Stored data
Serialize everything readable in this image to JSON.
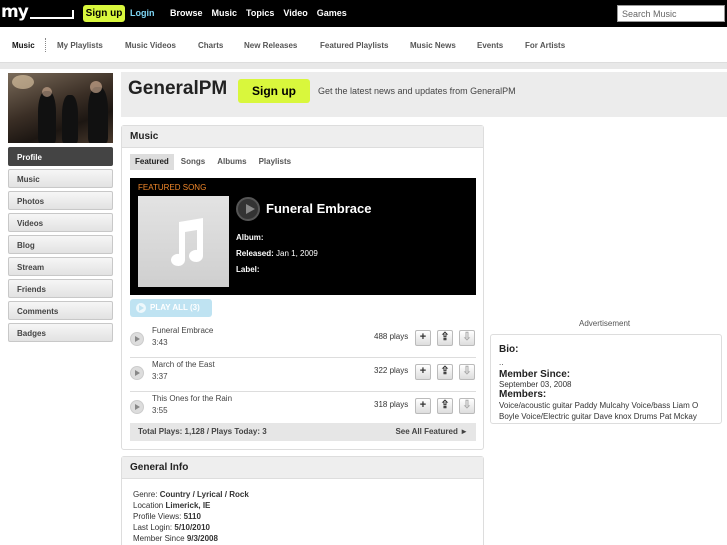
{
  "topbar": {
    "logo": "my",
    "signup_label": "Sign up",
    "login_label": "Login",
    "nav": [
      "Browse",
      "Music",
      "Topics",
      "Video",
      "Games"
    ],
    "search_placeholder": "Search Music"
  },
  "subnav": {
    "items": [
      "Music",
      "My Playlists",
      "Music Videos",
      "Charts",
      "New Releases",
      "Featured Playlists",
      "Music News",
      "Events",
      "For Artists"
    ]
  },
  "sidebar": {
    "items": [
      "Profile",
      "Music",
      "Photos",
      "Videos",
      "Blog",
      "Stream",
      "Friends",
      "Comments",
      "Badges"
    ],
    "active": "Profile"
  },
  "header": {
    "title": "GeneralPM",
    "signup_label": "Sign up",
    "tagline": "Get the latest news and updates from GeneralPM"
  },
  "music": {
    "panel_title": "Music",
    "tabs": [
      "Featured",
      "Songs",
      "Albums",
      "Playlists"
    ],
    "featured": {
      "label": "FEATURED SONG",
      "title": "Funeral Embrace",
      "album_label": "Album:",
      "album_value": "",
      "released_label": "Released:",
      "released_value": "Jan 1, 2009",
      "label_label": "Label:",
      "label_value": ""
    },
    "play_all_label": "PLAY ALL (3)",
    "songs": [
      {
        "name": "Funeral Embrace",
        "duration": "3:43",
        "plays": "488 plays"
      },
      {
        "name": "March of the East",
        "duration": "3:37",
        "plays": "322 plays"
      },
      {
        "name": "This Ones for the Rain",
        "duration": "3:55",
        "plays": "318 plays"
      }
    ],
    "totals": "Total Plays: 1,128 / Plays Today: 3",
    "see_all": "See All Featured ►"
  },
  "general_info": {
    "title": "General Info",
    "genre_label": "Genre:",
    "genre_value": "Country / Lyrical / Rock",
    "location_label": "Location",
    "location_value": "Limerick, IE",
    "views_label": "Profile Views:",
    "views_value": "5110",
    "login_label": "Last Login:",
    "login_value": "5/10/2010",
    "since_label": "Member Since",
    "since_value": "9/3/2008"
  },
  "right": {
    "ad_label": "Advertisement",
    "bio_title": "Bio:",
    "bio_text": "..",
    "member_since_title": "Member Since:",
    "member_since_value": "September 03, 2008",
    "members_title": "Members:",
    "members_text": "Voice/acoustic guitar Paddy Mulcahy Voice/bass Liam O Boyle Voice/Electric guitar Dave knox Drums Pat Mckay"
  },
  "colors": {
    "signup_accent": "#d9f73c",
    "login_link": "#7ed6f5",
    "featured_label": "#f0872a",
    "play_all": "#bfe3f2"
  }
}
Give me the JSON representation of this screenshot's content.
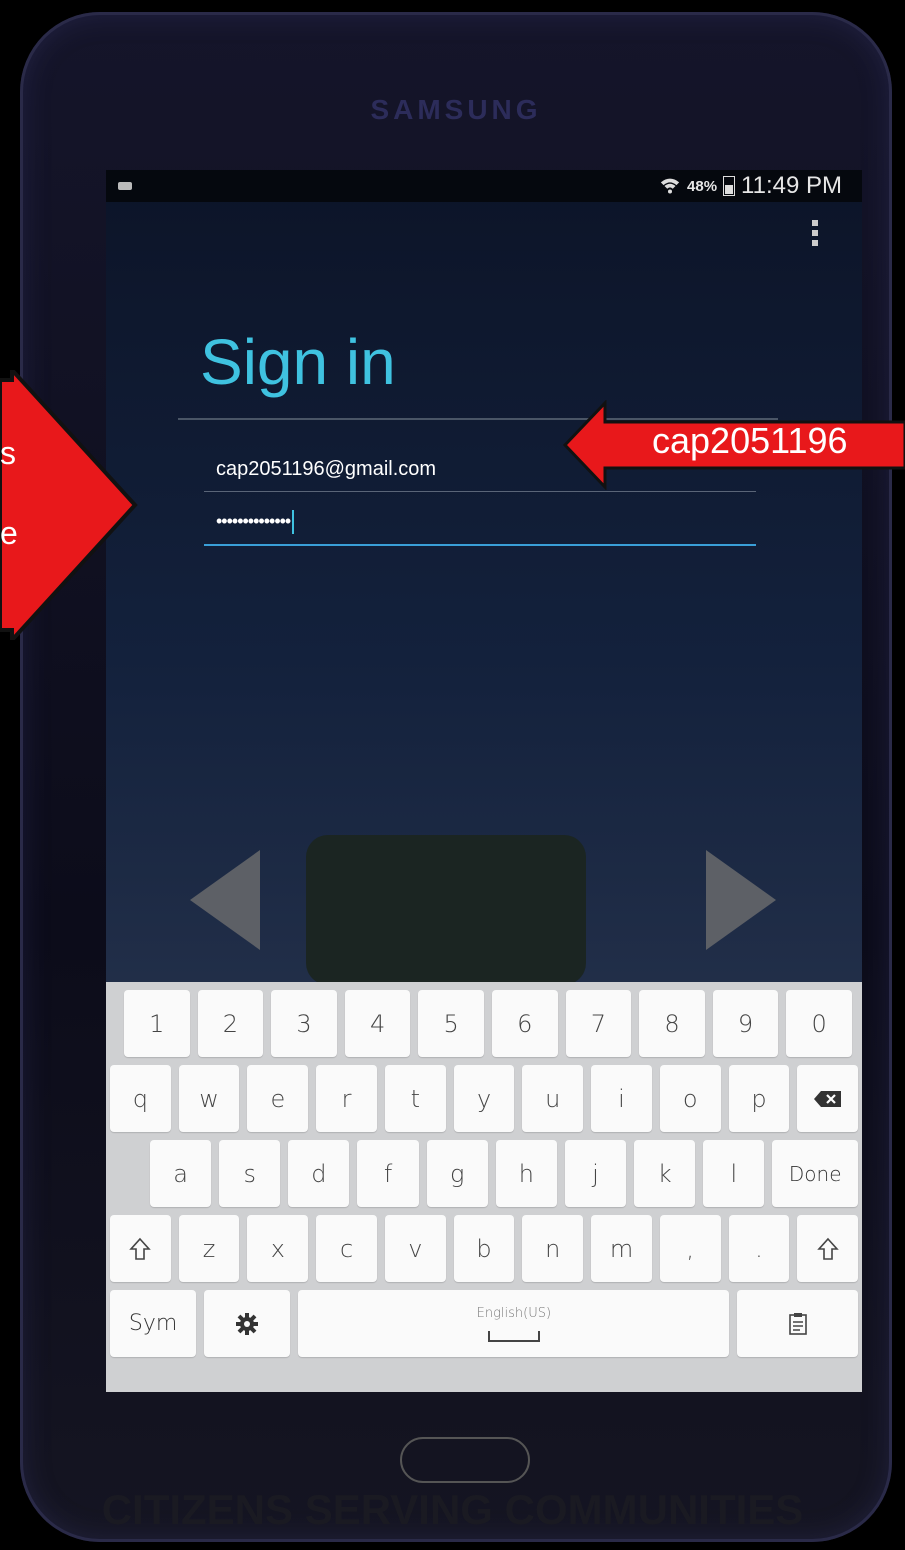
{
  "device": {
    "brand": "SAMSUNG"
  },
  "status_bar": {
    "battery": "48%",
    "time": "11:49 PM"
  },
  "signin": {
    "title": "Sign in",
    "email": "cap2051196@gmail.com",
    "password_mask": "••••••••••••••"
  },
  "keyboard": {
    "row_numbers": [
      "1",
      "2",
      "3",
      "4",
      "5",
      "6",
      "7",
      "8",
      "9",
      "0"
    ],
    "row_top": [
      "q",
      "w",
      "e",
      "r",
      "t",
      "y",
      "u",
      "i",
      "o",
      "p"
    ],
    "row_home": [
      "a",
      "s",
      "d",
      "f",
      "g",
      "h",
      "j",
      "k",
      "l"
    ],
    "done_label": "Done",
    "row_bottom": [
      "z",
      "x",
      "c",
      "v",
      "b",
      "n",
      "m",
      ",",
      "."
    ],
    "sym_label": "Sym",
    "language_label": "English(US)"
  },
  "annotations": {
    "right_callout": "cap2051196",
    "left_callout_line1": "s",
    "left_callout_line2": "e"
  },
  "footer": {
    "caption": "CITIZENS SERVING COMMUNITIES"
  },
  "colors": {
    "accent": "#3fc2e0",
    "focus_underline": "#3a9fd8",
    "callout_red": "#e8181b"
  }
}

OBJECTIVE -
Leave the pictures out and output the rest of the listing exactly.

TASK ANSWER -
Serialize everything readable in this image to JSON.
{
  "topbar": {
    "logo": "my",
    "signup_label": "Sign up",
    "login_label": "Login",
    "nav": [
      "Browse",
      "Music",
      "Topics",
      "Video",
      "Games"
    ],
    "search_placeholder": "Search Music"
  },
  "subnav": {
    "items": [
      "Music",
      "My Playlists",
      "Music Videos",
      "Charts",
      "New Releases",
      "Featured Playlists",
      "Music News",
      "Events",
      "For Artists"
    ]
  },
  "sidebar": {
    "items": [
      "Profile",
      "Music",
      "Photos",
      "Videos",
      "Blog",
      "Stream",
      "Friends",
      "Comments",
      "Badges"
    ],
    "active": "Profile"
  },
  "header": {
    "title": "GeneralPM",
    "signup_label": "Sign up",
    "tagline": "Get the latest news and updates from GeneralPM"
  },
  "music": {
    "panel_title": "Music",
    "tabs": [
      "Featured",
      "Songs",
      "Albums",
      "Playlists"
    ],
    "featured": {
      "label": "FEATURED SONG",
      "title": "Funeral Embrace",
      "album_label": "Album:",
      "album_value": "",
      "released_label": "Released:",
      "released_value": "Jan 1, 2009",
      "label_label": "Label:",
      "label_value": ""
    },
    "play_all_label": "PLAY ALL (3)",
    "songs": [
      {
        "name": "Funeral Embrace",
        "duration": "3:43",
        "plays": "488 plays"
      },
      {
        "name": "March of the East",
        "duration": "3:37",
        "plays": "322 plays"
      },
      {
        "name": "This Ones for the Rain",
        "duration": "3:55",
        "plays": "318 plays"
      }
    ],
    "totals": "Total Plays: 1,128 / Plays Today: 3",
    "see_all": "See All Featured ►"
  },
  "general_info": {
    "title": "General Info",
    "genre_label": "Genre:",
    "genre_value": "Country / Lyrical / Rock",
    "location_label": "Location",
    "location_value": "Limerick, IE",
    "views_label": "Profile Views:",
    "views_value": "5110",
    "login_label": "Last Login:",
    "login_value": "5/10/2010",
    "since_label": "Member Since",
    "since_value": "9/3/2008"
  },
  "right": {
    "ad_label": "Advertisement",
    "bio_title": "Bio:",
    "bio_text": "..",
    "member_since_title": "Member Since:",
    "member_since_value": "September 03, 2008",
    "members_title": "Members:",
    "members_text": "Voice/acoustic guitar Paddy Mulcahy Voice/bass Liam O Boyle Voice/Electric guitar Dave knox Drums Pat Mckay"
  },
  "colors": {
    "signup_accent": "#d9f73c",
    "login_link": "#7ed6f5",
    "featured_label": "#f0872a",
    "play_all": "#bfe3f2"
  }
}
Give me the JSON representation of this screenshot's content.
{
  "device": {
    "brand": "SAMSUNG"
  },
  "status_bar": {
    "battery": "48%",
    "time": "11:49 PM"
  },
  "signin": {
    "title": "Sign in",
    "email": "cap2051196@gmail.com",
    "password_mask": "••••••••••••••"
  },
  "keyboard": {
    "row_numbers": [
      "1",
      "2",
      "3",
      "4",
      "5",
      "6",
      "7",
      "8",
      "9",
      "0"
    ],
    "row_top": [
      "q",
      "w",
      "e",
      "r",
      "t",
      "y",
      "u",
      "i",
      "o",
      "p"
    ],
    "row_home": [
      "a",
      "s",
      "d",
      "f",
      "g",
      "h",
      "j",
      "k",
      "l"
    ],
    "done_label": "Done",
    "row_bottom": [
      "z",
      "x",
      "c",
      "v",
      "b",
      "n",
      "m",
      ",",
      "."
    ],
    "sym_label": "Sym",
    "language_label": "English(US)"
  },
  "annotations": {
    "right_callout": "cap2051196",
    "left_callout_line1": "s",
    "left_callout_line2": "e"
  },
  "footer": {
    "caption": "CITIZENS SERVING COMMUNITIES"
  },
  "colors": {
    "accent": "#3fc2e0",
    "focus_underline": "#3a9fd8",
    "callout_red": "#e8181b"
  }
}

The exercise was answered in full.